A run of records
########################################

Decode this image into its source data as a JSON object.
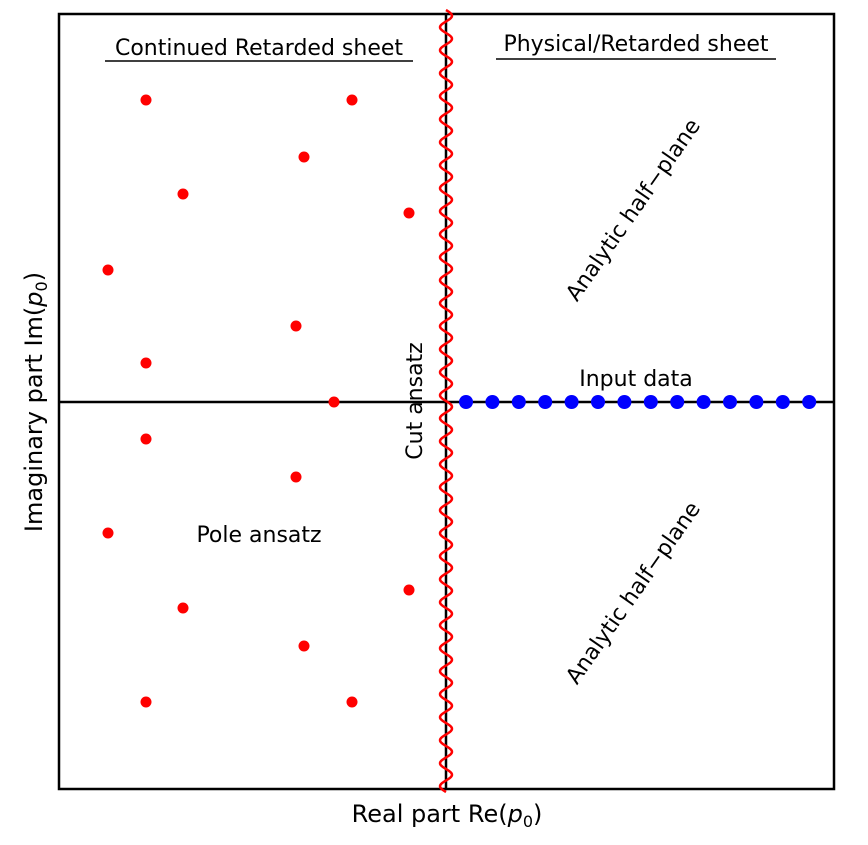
{
  "diagram": {
    "x_axis_label": "Real part Re(",
    "x_axis_sym": "p",
    "x_axis_sub": "0",
    "x_axis_close": ")",
    "y_axis_label": "Imaginary part Im(",
    "y_axis_sym": "p",
    "y_axis_sub": "0",
    "y_axis_close": ")",
    "left_title": "Continued Retarded sheet",
    "right_title": "Physical/Retarded sheet",
    "pole_label": "Pole ansatz",
    "cut_label": "Cut ansatz",
    "input_label": "Input data",
    "analytic_upper": "Analytic half−plane",
    "analytic_lower": "Analytic half−plane"
  },
  "colors": {
    "poles": "#ff0000",
    "cut": "#ff0000",
    "input": "#0000ff",
    "axes": "#000000"
  }
}
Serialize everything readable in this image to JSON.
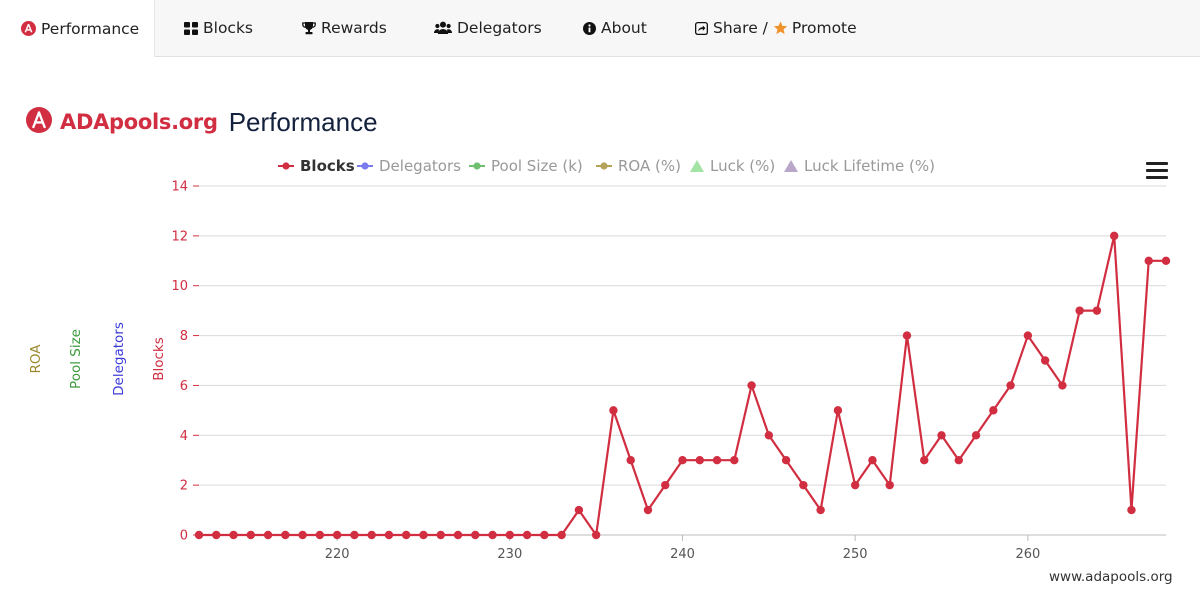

########################################

§ **AIM**: Pictures are to be left out; the records above must be repeated word for word.

§ **SOLUTION BELOW**:
Decode this image into its source data as a JSON object.
{
  "diagram": {
    "x_axis_label": "Real part Re(",
    "x_axis_sym": "p",
    "x_axis_sub": "0",
    "x_axis_close": ")",
    "y_axis_label": "Imaginary part Im(",
    "y_axis_sym": "p",
    "y_axis_sub": "0",
    "y_axis_close": ")",
    "left_title": "Continued Retarded sheet",
    "right_title": "Physical/Retarded sheet",
    "pole_label": "Pole ansatz",
    "cut_label": "Cut ansatz",
    "input_label": "Input data",
    "analytic_upper": "Analytic half−plane",
    "analytic_lower": "Analytic half−plane"
  },
  "colors": {
    "poles": "#ff0000",
    "cut": "#ff0000",
    "input": "#0000ff",
    "axes": "#000000"
  }
}
Serialize everything readable in this image to JSON.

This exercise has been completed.